◆ Problem to work on ◆
Set down the full listing exactly as given. Any pictures are to be left out.

____ Information shown

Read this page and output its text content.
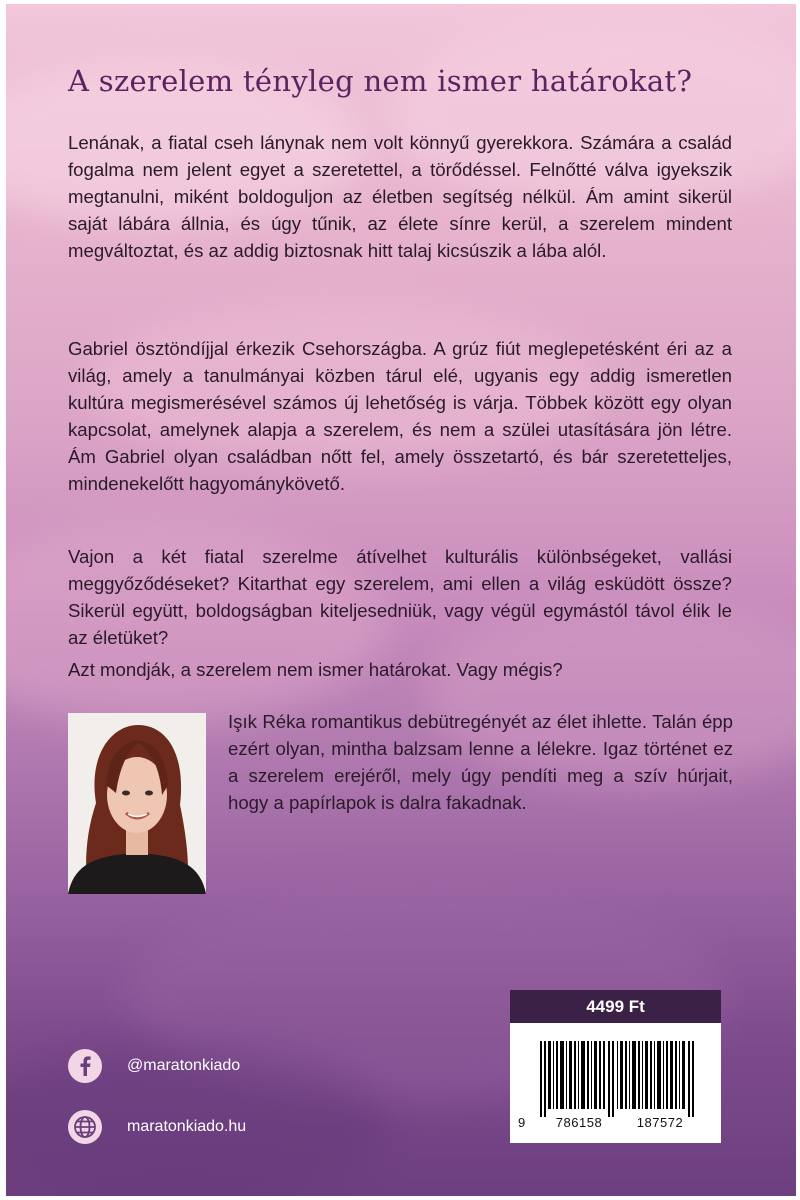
A szerelem tényleg nem ismer határokat?

Lenának, a fiatal cseh lánynak nem volt könnyű gyerekkora. Számára a család fogalma nem jelent egyet a szeretettel, a törődéssel. Felnőtté válva igyekszik megtanulni, miként boldoguljon az életben segítség nélkül. Ám amint sikerül saját lábára állnia, és úgy tűnik, az élete sínre kerül, a szerelem mindent megváltoztat, és az addig biztosnak hitt talaj kicsúszik a lába alól.

Gabriel ösztöndíjjal érkezik Csehországba. A grúz fiút meglepetésként éri az a világ, amely a tanulmányai közben tárul elé, ugyanis egy addig ismeretlen kultúra megismerésével számos új lehetőség is várja. Többek között egy olyan kapcsolat, amelynek alapja a szerelem, és nem a szülei utasítására jön létre. Ám Gabriel olyan családban nőtt fel, amely összetartó, és bár szeretetteljes, mindenekelőtt hagyománykövető.

Vajon a két fiatal szerelme átívelhet kulturális különbségeket, vallási meggyőződéseket? Kitarthat egy szerelem, ami ellen a világ esküdött össze? Sikerül együtt, boldogságban kiteljesedniük, vagy végül egymástól távol élik le az életüket?

Azt mondják, a szerelem nem ismer határokat. Vagy mégis?

Işık Réka romantikus debütregényét az élet ihlette. Talán épp ezért olyan, mintha balzsam lenne a lélekre. Igaz történet ez a szerelem erejéről, mely úgy pendíti meg a szív húrjait, hogy a papírlapok is dalra fakadnak.

4499 Ft
9	786158	187572
@maratonkiado
maratonkiado.hu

________

◆ Response ◆
Read this page and output its text content.
A szerelem tényleg nem ismer határokat?

Lenának, a fiatal cseh lánynak nem volt könnyű gyerekkora. Számára a család fogalma nem jelent egyet a szeretettel, a törődéssel. Felnőtté válva igyekszik megtanulni, miként boldoguljon az életben segítség nélkül. Ám amint sikerül saját lábára állnia, és úgy tűnik, az élete sínre kerül, a szerelem mindent megváltoztat, és az addig biztosnak hitt talaj kicsúszik a lába alól.

Gabriel ösztöndíjjal érkezik Csehországba. A grúz fiút meglepetésként éri az a világ, amely a tanulmányai közben tárul elé, ugyanis egy addig ismeretlen kultúra megismerésével számos új lehetőség is várja. Többek között egy olyan kapcsolat, amelynek alapja a szerelem, és nem a szülei utasítására jön létre. Ám Gabriel olyan családban nőtt fel, amely összetartó, és bár szeretetteljes, mindenekelőtt hagyománykövető.

Vajon a két fiatal szerelme átívelhet kulturális különbségeket, vallási meggyőződéseket? Kitarthat egy szerelem, ami ellen a világ esküdött össze? Sikerül együtt, boldogságban kiteljesedniük, vagy végül egymástól távol élik le az életüket?

Azt mondják, a szerelem nem ismer határokat. Vagy mégis?

Işık Réka romantikus debütregényét az élet ihlette. Talán épp ezért olyan, mintha balzsam lenne a lélekre. Igaz történet ez a szerelem erejéről, mely úgy pendíti meg a szív húrjait, hogy a papírlapok is dalra fakadnak.

4499 Ft
9	786158	187572
@maratonkiado
maratonkiado.hu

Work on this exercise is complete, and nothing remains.